WHAT YOU HAVE TO DO —
Each line of the listing that contains the word "Reproduction" is to be copied.

(Collection entries)
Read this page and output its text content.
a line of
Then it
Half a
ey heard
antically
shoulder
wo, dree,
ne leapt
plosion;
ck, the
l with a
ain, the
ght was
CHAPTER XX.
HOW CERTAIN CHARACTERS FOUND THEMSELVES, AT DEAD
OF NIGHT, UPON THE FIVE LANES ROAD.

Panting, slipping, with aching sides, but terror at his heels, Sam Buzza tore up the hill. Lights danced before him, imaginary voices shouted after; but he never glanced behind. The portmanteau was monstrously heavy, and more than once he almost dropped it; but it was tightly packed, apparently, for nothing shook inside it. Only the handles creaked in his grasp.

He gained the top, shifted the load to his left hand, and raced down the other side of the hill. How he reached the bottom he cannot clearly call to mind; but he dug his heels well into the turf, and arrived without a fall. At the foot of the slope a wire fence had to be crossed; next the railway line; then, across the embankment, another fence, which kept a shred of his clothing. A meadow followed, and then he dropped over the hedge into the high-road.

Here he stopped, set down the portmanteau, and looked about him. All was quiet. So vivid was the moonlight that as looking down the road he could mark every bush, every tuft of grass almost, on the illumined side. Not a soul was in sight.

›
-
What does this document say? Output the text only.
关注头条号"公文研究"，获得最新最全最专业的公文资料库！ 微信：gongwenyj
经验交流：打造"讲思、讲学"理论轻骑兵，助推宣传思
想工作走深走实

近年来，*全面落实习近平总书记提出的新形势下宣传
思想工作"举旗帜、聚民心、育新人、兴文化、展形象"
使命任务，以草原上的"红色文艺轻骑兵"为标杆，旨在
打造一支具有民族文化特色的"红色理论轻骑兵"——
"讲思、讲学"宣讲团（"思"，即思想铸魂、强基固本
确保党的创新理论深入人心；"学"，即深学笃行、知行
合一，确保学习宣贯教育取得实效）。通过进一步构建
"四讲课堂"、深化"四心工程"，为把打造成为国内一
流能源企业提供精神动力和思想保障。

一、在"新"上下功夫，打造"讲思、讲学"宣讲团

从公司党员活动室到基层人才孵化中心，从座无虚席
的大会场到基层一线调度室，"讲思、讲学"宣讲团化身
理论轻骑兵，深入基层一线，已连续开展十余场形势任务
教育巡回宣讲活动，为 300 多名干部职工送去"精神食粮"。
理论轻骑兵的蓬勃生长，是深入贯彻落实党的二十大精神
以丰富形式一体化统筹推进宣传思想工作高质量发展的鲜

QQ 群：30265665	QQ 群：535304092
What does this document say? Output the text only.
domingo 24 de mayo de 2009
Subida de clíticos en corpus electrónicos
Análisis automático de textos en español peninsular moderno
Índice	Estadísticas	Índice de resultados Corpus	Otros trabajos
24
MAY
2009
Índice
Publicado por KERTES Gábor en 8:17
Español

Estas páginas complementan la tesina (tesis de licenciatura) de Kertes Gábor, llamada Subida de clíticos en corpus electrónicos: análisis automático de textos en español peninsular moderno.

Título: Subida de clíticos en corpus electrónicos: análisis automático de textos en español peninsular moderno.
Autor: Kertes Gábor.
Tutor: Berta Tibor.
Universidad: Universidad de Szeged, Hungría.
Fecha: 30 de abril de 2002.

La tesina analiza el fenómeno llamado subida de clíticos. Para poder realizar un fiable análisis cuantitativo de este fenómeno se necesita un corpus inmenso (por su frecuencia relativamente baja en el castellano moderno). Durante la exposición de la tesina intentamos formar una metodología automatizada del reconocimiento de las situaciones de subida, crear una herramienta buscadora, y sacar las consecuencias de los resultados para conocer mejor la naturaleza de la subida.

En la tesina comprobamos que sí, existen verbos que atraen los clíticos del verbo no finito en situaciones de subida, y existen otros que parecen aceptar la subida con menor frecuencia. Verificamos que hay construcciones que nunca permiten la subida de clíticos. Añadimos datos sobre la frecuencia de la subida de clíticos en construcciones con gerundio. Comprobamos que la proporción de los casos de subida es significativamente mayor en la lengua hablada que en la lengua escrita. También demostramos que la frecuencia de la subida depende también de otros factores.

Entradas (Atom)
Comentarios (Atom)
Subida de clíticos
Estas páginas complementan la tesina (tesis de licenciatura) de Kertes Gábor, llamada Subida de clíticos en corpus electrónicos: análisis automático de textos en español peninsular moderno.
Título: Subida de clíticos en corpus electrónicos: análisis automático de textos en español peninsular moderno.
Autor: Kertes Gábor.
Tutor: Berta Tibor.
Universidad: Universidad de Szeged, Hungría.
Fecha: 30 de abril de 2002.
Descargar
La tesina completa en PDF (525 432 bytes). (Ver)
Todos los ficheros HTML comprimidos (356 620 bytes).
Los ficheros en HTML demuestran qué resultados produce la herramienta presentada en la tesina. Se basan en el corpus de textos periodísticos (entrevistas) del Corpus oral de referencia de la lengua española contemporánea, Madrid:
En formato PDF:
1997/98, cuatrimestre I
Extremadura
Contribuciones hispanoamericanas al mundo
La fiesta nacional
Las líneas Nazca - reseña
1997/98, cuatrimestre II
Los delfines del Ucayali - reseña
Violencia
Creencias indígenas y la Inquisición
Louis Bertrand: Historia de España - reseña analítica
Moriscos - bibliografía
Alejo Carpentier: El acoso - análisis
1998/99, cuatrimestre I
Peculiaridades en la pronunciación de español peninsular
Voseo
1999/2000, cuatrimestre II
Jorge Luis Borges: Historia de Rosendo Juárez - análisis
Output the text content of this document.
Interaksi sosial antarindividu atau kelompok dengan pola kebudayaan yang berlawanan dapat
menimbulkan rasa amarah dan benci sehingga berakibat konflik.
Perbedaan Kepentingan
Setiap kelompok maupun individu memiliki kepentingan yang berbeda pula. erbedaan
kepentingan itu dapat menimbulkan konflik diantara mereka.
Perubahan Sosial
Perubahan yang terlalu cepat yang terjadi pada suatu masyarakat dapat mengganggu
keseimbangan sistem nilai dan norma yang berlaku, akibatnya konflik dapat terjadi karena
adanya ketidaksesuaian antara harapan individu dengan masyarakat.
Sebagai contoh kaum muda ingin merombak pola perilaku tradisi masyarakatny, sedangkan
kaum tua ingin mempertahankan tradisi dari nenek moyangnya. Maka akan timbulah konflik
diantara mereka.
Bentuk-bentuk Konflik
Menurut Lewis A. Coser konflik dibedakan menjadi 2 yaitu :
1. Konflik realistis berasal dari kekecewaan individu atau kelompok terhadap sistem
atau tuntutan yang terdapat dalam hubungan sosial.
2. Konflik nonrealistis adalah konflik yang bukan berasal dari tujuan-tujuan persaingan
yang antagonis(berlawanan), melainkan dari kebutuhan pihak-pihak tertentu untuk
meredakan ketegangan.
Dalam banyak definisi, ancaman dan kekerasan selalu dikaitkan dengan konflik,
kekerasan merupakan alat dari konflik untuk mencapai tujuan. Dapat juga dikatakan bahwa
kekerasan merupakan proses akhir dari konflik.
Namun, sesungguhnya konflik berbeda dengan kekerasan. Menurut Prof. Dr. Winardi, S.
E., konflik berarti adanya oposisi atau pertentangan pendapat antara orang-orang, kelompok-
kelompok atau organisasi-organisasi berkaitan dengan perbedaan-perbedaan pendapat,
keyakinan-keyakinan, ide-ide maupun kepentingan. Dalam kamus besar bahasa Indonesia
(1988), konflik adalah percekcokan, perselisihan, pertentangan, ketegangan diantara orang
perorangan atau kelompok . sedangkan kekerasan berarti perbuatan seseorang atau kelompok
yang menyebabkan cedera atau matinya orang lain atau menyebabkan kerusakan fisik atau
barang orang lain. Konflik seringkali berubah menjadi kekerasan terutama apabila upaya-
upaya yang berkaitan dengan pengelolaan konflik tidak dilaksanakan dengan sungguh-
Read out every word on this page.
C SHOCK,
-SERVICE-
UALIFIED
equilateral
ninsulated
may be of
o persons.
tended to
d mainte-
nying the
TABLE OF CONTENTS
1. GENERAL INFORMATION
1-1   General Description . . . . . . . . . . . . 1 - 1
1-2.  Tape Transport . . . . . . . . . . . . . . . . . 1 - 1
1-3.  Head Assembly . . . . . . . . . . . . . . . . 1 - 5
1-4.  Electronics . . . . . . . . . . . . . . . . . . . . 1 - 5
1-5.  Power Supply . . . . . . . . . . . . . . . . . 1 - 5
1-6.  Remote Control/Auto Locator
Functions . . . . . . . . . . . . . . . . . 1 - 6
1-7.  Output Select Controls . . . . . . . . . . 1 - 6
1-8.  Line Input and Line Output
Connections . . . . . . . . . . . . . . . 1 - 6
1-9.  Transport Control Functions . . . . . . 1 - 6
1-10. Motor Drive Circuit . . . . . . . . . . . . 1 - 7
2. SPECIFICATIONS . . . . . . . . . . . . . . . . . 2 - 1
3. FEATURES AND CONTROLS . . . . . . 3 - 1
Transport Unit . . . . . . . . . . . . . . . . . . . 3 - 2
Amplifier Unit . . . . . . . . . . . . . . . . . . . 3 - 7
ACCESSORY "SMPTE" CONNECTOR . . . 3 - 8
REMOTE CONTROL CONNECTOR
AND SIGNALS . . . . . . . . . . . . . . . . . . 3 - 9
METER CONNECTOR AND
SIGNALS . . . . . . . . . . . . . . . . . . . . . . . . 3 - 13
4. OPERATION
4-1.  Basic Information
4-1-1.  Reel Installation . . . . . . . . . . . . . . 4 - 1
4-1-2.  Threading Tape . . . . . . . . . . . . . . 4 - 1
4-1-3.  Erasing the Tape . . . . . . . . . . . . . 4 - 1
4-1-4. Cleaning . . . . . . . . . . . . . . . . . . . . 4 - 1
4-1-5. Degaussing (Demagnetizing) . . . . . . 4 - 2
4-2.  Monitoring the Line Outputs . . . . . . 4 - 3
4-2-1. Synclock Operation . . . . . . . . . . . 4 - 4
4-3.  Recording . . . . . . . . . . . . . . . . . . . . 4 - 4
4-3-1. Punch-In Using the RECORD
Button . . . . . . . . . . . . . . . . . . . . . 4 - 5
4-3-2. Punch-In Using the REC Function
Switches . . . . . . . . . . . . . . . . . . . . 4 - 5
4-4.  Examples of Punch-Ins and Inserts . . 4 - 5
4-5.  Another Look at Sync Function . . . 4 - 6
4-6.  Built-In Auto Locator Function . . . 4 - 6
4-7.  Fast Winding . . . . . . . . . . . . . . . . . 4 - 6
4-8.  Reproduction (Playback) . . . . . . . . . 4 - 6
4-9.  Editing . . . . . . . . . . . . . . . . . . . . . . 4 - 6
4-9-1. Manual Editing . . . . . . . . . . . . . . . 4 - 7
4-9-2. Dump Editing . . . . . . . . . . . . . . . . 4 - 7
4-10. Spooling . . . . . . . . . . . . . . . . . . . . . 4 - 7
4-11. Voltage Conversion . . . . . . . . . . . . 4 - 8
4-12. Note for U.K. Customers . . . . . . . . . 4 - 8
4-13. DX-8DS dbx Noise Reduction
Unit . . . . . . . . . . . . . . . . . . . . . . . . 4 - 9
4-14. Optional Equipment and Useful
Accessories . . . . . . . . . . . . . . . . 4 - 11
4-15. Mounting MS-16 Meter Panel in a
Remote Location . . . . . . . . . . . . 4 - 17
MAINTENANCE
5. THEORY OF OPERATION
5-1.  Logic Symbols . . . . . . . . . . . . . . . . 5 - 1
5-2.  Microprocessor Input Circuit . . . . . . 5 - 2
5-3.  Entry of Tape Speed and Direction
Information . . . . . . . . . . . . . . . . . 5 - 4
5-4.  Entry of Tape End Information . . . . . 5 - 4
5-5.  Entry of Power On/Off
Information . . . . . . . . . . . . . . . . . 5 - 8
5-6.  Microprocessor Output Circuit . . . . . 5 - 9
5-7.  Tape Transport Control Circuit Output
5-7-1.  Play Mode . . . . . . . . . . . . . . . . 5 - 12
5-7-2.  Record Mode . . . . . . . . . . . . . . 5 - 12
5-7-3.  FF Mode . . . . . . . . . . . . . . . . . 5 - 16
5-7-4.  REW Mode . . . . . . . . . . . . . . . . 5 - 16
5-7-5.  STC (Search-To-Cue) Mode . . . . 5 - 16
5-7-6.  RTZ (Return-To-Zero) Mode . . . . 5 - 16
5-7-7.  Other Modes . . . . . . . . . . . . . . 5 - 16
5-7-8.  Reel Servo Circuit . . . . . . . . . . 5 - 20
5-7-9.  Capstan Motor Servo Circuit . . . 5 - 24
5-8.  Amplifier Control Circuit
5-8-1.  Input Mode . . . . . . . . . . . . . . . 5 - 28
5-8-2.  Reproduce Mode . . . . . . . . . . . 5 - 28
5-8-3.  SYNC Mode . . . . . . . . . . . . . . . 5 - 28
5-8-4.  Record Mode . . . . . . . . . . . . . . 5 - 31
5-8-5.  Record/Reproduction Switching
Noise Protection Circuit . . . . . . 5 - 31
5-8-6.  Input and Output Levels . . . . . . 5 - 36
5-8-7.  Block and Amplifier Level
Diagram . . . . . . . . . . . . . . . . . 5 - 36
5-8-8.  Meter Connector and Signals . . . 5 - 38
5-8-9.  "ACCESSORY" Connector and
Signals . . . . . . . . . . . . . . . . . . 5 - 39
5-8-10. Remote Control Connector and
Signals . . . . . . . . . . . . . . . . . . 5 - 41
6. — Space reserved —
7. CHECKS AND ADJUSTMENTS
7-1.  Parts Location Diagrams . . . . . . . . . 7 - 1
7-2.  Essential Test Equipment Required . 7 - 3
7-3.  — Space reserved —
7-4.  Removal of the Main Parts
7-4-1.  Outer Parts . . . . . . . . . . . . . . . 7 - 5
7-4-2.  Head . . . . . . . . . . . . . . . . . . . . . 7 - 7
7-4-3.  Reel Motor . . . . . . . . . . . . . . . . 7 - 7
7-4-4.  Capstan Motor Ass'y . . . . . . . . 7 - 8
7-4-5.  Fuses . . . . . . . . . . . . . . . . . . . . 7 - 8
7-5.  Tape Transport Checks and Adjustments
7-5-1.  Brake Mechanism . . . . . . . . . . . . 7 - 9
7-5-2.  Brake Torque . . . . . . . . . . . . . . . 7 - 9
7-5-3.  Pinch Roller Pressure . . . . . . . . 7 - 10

FINISHED ANSWER —
4-8.  Reproduction (Playback) . . . . . . . . . 4 - 6
5-8-5.  Record/Reproduction Switching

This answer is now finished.